● **STATED GOAL**: Assemble all lines in which the string "nguyện" appears.

● **DATASET ROWS**:

****************************************

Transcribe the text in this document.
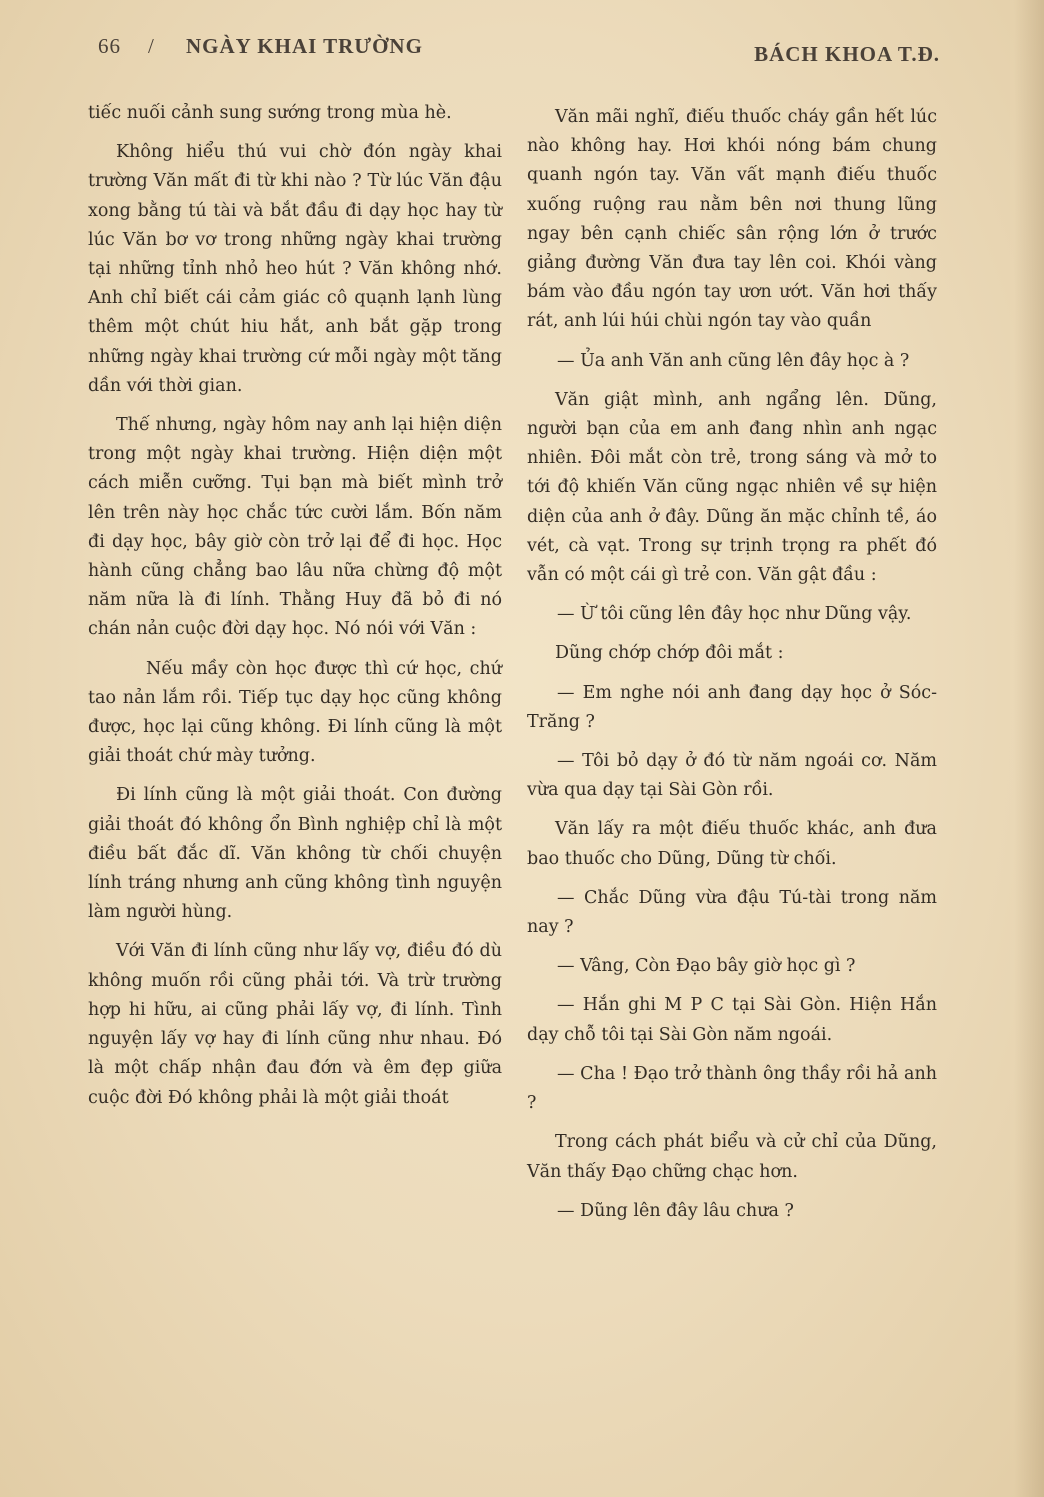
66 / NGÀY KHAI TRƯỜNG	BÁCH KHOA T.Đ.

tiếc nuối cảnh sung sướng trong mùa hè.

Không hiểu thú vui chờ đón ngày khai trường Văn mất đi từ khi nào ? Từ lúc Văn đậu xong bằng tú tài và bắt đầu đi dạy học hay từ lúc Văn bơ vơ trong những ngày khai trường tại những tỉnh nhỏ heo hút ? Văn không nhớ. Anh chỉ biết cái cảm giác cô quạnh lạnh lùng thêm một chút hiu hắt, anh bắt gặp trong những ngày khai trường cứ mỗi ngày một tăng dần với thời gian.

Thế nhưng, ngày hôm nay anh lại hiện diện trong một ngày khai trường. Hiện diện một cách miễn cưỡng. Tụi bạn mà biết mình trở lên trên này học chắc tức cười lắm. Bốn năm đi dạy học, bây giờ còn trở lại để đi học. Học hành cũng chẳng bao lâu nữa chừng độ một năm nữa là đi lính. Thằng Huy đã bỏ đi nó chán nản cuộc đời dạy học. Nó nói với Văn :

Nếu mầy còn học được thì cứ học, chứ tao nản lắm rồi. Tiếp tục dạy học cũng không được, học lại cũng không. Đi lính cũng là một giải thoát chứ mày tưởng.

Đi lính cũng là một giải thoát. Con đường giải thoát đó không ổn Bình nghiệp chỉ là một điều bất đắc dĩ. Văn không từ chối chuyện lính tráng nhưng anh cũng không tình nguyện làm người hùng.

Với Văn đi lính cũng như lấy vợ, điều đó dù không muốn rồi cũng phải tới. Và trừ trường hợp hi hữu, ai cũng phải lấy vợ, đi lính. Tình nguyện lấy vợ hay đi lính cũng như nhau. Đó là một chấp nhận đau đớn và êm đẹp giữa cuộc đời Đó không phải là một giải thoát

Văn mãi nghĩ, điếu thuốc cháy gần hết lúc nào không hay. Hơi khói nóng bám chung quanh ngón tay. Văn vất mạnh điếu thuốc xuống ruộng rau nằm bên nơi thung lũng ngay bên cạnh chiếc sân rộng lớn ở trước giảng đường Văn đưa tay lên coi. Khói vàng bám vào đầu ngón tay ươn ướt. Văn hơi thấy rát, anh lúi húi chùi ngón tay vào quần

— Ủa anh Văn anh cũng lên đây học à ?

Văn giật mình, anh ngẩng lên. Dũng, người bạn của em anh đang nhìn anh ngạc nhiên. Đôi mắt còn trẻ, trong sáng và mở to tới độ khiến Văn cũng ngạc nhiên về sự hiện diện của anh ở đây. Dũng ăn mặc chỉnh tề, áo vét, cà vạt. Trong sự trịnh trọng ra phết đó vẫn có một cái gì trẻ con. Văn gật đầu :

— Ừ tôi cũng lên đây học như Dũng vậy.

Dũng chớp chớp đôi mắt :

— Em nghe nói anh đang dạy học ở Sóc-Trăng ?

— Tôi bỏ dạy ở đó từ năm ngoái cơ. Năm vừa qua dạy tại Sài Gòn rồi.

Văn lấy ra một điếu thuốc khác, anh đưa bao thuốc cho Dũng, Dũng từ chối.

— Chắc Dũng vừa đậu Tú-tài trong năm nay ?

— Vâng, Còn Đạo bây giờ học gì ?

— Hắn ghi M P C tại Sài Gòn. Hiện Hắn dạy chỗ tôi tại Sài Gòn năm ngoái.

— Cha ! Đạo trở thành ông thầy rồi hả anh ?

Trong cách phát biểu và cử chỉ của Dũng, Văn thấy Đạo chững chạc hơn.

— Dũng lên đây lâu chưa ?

****************************************

● **REPLY TO THE EXERCISE**:
Đi lính cũng là một giải thoát. Con đường giải thoát đó không ổn Bình nghiệp chỉ là một điều bất đắc dĩ. Văn không từ chối chuyện lính tráng nhưng anh cũng không tình nguyện làm người hùng.
Với Văn đi lính cũng như lấy vợ, điều đó dù không muốn rồi cũng phải tới. Và trừ trường hợp hi hữu, ai cũng phải lấy vợ, đi lính. Tình nguyện lấy vợ hay đi lính cũng như nhau. Đó là một chấp nhận đau đớn và êm đẹp giữa cuộc đời Đó không phải là một giải thoát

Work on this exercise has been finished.